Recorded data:
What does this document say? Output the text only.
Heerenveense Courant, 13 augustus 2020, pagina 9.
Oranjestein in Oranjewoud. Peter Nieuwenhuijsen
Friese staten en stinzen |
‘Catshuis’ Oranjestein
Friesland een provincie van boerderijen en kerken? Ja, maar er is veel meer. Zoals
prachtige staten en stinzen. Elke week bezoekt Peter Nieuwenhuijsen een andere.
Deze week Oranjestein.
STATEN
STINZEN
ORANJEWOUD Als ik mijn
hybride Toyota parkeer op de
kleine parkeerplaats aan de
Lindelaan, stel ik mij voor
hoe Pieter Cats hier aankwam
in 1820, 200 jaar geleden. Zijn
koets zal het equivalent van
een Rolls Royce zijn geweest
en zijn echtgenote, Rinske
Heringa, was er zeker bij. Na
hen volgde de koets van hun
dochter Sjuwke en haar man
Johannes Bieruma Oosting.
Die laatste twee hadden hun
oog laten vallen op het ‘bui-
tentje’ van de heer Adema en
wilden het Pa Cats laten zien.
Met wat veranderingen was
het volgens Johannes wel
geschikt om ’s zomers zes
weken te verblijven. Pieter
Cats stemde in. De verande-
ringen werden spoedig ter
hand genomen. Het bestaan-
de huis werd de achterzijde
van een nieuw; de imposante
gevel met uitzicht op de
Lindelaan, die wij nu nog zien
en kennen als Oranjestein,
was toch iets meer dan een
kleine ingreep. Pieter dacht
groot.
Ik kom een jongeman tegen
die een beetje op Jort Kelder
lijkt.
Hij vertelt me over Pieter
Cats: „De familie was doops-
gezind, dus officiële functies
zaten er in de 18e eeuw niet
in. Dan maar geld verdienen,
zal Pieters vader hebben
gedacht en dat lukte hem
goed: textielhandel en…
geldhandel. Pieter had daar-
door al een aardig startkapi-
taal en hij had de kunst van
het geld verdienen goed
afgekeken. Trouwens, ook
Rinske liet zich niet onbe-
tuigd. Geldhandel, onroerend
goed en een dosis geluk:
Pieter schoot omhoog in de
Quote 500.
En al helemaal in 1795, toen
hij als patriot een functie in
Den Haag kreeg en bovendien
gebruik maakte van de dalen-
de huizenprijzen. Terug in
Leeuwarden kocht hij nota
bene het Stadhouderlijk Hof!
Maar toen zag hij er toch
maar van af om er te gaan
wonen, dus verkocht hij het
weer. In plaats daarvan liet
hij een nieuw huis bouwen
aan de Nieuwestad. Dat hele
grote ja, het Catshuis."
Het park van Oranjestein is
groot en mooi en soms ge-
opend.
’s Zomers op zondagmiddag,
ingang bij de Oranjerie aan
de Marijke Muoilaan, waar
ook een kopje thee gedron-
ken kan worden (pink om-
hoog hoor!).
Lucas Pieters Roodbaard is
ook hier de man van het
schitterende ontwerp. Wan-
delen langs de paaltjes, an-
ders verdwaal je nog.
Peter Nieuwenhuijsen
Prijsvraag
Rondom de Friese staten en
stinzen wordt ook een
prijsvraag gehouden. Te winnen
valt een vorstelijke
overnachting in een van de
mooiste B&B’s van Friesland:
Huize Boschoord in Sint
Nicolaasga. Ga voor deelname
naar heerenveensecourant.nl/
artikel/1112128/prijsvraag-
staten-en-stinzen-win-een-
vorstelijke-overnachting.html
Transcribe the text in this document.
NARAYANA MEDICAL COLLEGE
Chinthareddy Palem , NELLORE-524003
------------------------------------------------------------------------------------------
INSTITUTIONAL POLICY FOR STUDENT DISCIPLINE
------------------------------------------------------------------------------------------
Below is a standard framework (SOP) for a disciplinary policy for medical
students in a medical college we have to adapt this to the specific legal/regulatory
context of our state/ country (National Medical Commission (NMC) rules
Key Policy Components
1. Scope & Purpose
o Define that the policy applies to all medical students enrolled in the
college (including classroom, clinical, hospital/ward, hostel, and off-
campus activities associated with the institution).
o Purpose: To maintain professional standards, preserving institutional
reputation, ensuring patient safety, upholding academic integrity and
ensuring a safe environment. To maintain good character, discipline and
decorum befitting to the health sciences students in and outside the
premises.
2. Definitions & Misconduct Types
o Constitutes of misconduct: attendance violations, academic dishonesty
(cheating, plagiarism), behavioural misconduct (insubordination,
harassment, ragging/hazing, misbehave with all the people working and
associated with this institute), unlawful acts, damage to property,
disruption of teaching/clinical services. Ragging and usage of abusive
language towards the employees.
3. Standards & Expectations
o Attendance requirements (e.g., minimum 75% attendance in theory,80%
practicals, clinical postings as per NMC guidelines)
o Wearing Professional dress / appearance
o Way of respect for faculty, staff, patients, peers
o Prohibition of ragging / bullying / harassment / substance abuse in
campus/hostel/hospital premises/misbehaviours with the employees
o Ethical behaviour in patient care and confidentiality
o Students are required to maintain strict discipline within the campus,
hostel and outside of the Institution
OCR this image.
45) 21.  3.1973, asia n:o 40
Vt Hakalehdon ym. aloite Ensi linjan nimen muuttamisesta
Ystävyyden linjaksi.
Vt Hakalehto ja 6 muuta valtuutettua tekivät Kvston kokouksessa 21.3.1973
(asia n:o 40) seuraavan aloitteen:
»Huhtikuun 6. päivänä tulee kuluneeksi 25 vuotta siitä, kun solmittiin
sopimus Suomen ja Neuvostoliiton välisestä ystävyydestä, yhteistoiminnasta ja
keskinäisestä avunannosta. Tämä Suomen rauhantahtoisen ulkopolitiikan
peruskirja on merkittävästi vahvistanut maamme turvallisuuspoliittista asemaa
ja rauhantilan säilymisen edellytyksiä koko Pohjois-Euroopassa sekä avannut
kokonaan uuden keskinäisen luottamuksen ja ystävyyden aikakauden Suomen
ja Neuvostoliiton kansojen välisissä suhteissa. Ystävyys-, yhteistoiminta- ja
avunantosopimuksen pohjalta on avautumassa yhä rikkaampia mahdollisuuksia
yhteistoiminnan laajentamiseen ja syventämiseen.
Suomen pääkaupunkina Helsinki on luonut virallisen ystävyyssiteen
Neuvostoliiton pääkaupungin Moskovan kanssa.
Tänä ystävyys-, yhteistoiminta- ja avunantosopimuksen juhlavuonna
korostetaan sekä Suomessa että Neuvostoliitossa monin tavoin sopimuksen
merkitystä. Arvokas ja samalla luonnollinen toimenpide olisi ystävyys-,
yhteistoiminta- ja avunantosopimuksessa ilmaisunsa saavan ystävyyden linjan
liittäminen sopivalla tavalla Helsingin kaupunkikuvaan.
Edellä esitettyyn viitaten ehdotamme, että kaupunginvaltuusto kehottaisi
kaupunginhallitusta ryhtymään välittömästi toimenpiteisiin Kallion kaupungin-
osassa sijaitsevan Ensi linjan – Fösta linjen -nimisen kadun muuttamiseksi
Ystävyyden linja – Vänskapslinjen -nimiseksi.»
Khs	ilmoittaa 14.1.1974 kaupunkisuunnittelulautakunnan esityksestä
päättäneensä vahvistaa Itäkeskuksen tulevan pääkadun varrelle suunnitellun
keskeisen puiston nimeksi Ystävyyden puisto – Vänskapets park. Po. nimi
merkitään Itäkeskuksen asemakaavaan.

• What the task asks
Copy out each entry precisely. Leave nothing out.

• Reply to the exercise
What does this document say? Output the text only.
Heerenveense Courant, 13 augustus 2020, pagina 9.
Oranjestein in Oranjewoud. Peter Nieuwenhuijsen
Friese staten en stinzen |
‘Catshuis’ Oranjestein
Friesland een provincie van boerderijen en kerken? Ja, maar er is veel meer. Zoals
prachtige staten en stinzen. Elke week bezoekt Peter Nieuwenhuijsen een andere.
Deze week Oranjestein.
STATEN
STINZEN
ORANJEWOUD Als ik mijn
hybride Toyota parkeer op de
kleine parkeerplaats aan de
Lindelaan, stel ik mij voor
hoe Pieter Cats hier aankwam
in 1820, 200 jaar geleden. Zijn
koets zal het equivalent van
een Rolls Royce zijn geweest
en zijn echtgenote, Rinske
Heringa, was er zeker bij. Na
hen volgde de koets van hun
dochter Sjuwke en haar man
Johannes Bieruma Oosting.
Die laatste twee hadden hun
oog laten vallen op het ‘bui-
tentje’ van de heer Adema en
wilden het Pa Cats laten zien.
Met wat veranderingen was
het volgens Johannes wel
geschikt om ’s zomers zes
weken te verblijven. Pieter
Cats stemde in. De verande-
ringen werden spoedig ter
hand genomen. Het bestaan-
de huis werd de achterzijde
van een nieuw; de imposante
gevel met uitzicht op de
Lindelaan, die wij nu nog zien
en kennen als Oranjestein,
was toch iets meer dan een
kleine ingreep. Pieter dacht
groot.
Ik kom een jongeman tegen
die een beetje op Jort Kelder
lijkt.
Hij vertelt me over Pieter
Cats: „De familie was doops-
gezind, dus officiële functies
zaten er in de 18e eeuw niet
in. Dan maar geld verdienen,
zal Pieters vader hebben
gedacht en dat lukte hem
goed: textielhandel en…
geldhandel. Pieter had daar-
door al een aardig startkapi-
taal en hij had de kunst van
het geld verdienen goed
afgekeken. Trouwens, ook
Rinske liet zich niet onbe-
tuigd. Geldhandel, onroerend
goed en een dosis geluk:
Pieter schoot omhoog in de
Quote 500.
En al helemaal in 1795, toen
hij als patriot een functie in
Den Haag kreeg en bovendien
gebruik maakte van de dalen-
de huizenprijzen. Terug in
Leeuwarden kocht hij nota
bene het Stadhouderlijk Hof!
Maar toen zag hij er toch
maar van af om er te gaan
wonen, dus verkocht hij het
weer. In plaats daarvan liet
hij een nieuw huis bouwen
aan de Nieuwestad. Dat hele
grote ja, het Catshuis."
Het park van Oranjestein is
groot en mooi en soms ge-
opend.
’s Zomers op zondagmiddag,
ingang bij de Oranjerie aan
de Marijke Muoilaan, waar
ook een kopje thee gedron-
ken kan worden (pink om-
hoog hoor!).
Lucas Pieters Roodbaard is
ook hier de man van het
schitterende ontwerp. Wan-
delen langs de paaltjes, an-
ders verdwaal je nog.
Peter Nieuwenhuijsen
Prijsvraag
Rondom de Friese staten en
stinzen wordt ook een
prijsvraag gehouden. Te winnen
valt een vorstelijke
overnachting in een van de
mooiste B&B’s van Friesland:
Huize Boschoord in Sint
Nicolaasga. Ga voor deelname
naar heerenveensecourant.nl/
artikel/1112128/prijsvraag-
staten-en-stinzen-win-een-
vorstelijke-overnachting.html
Transcribe the text in this document.
NARAYANA MEDICAL COLLEGE
Chinthareddy Palem , NELLORE-524003
------------------------------------------------------------------------------------------
INSTITUTIONAL POLICY FOR STUDENT DISCIPLINE
------------------------------------------------------------------------------------------
Below is a standard framework (SOP) for a disciplinary policy for medical
students in a medical college we have to adapt this to the specific legal/regulatory
context of our state/ country (National Medical Commission (NMC) rules
Key Policy Components
1. Scope & Purpose
o Define that the policy applies to all medical students enrolled in the
college (including classroom, clinical, hospital/ward, hostel, and off-
campus activities associated with the institution).
o Purpose: To maintain professional standards, preserving institutional
reputation, ensuring patient safety, upholding academic integrity and
ensuring a safe environment. To maintain good character, discipline and
decorum befitting to the health sciences students in and outside the
premises.
2. Definitions & Misconduct Types
o Constitutes of misconduct: attendance violations, academic dishonesty
(cheating, plagiarism), behavioural misconduct (insubordination,
harassment, ragging/hazing, misbehave with all the people working and
associated with this institute), unlawful acts, damage to property,
disruption of teaching/clinical services. Ragging and usage of abusive
language towards the employees.
3. Standards & Expectations
o Attendance requirements (e.g., minimum 75% attendance in theory,80%
practicals, clinical postings as per NMC guidelines)
o Wearing Professional dress / appearance
o Way of respect for faculty, staff, patients, peers
o Prohibition of ragging / bullying / harassment / substance abuse in
campus/hostel/hospital premises/misbehaviours with the employees
o Ethical behaviour in patient care and confidentiality
o Students are required to maintain strict discipline within the campus,
hostel and outside of the Institution
OCR this image.
45) 21.  3.1973, asia n:o 40
Vt Hakalehdon ym. aloite Ensi linjan nimen muuttamisesta
Ystävyyden linjaksi.
Vt Hakalehto ja 6 muuta valtuutettua tekivät Kvston kokouksessa 21.3.1973
(asia n:o 40) seuraavan aloitteen:
»Huhtikuun 6. päivänä tulee kuluneeksi 25 vuotta siitä, kun solmittiin
sopimus Suomen ja Neuvostoliiton välisestä ystävyydestä, yhteistoiminnasta ja
keskinäisestä avunannosta. Tämä Suomen rauhantahtoisen ulkopolitiikan
peruskirja on merkittävästi vahvistanut maamme turvallisuuspoliittista asemaa
ja rauhantilan säilymisen edellytyksiä koko Pohjois-Euroopassa sekä avannut
kokonaan uuden keskinäisen luottamuksen ja ystävyyden aikakauden Suomen
ja Neuvostoliiton kansojen välisissä suhteissa. Ystävyys-, yhteistoiminta- ja
avunantosopimuksen pohjalta on avautumassa yhä rikkaampia mahdollisuuksia
yhteistoiminnan laajentamiseen ja syventämiseen.
Suomen pääkaupunkina Helsinki on luonut virallisen ystävyyssiteen
Neuvostoliiton pääkaupungin Moskovan kanssa.
Tänä ystävyys-, yhteistoiminta- ja avunantosopimuksen juhlavuonna
korostetaan sekä Suomessa että Neuvostoliitossa monin tavoin sopimuksen
merkitystä. Arvokas ja samalla luonnollinen toimenpide olisi ystävyys-,
yhteistoiminta- ja avunantosopimuksessa ilmaisunsa saavan ystävyyden linjan
liittäminen sopivalla tavalla Helsingin kaupunkikuvaan.
Edellä esitettyyn viitaten ehdotamme, että kaupunginvaltuusto kehottaisi
kaupunginhallitusta ryhtymään välittömästi toimenpiteisiin Kallion kaupungin-
osassa sijaitsevan Ensi linjan – Fösta linjen -nimisen kadun muuttamiseksi
Ystävyyden linja – Vänskapslinjen -nimiseksi.»
Khs	ilmoittaa 14.1.1974 kaupunkisuunnittelulautakunnan esityksestä
päättäneensä vahvistaa Itäkeskuksen tulevan pääkadun varrelle suunnitellun
keskeisen puiston nimeksi Ystävyyden puisto – Vänskapets park. Po. nimi
merkitään Itäkeskuksen asemakaavaan.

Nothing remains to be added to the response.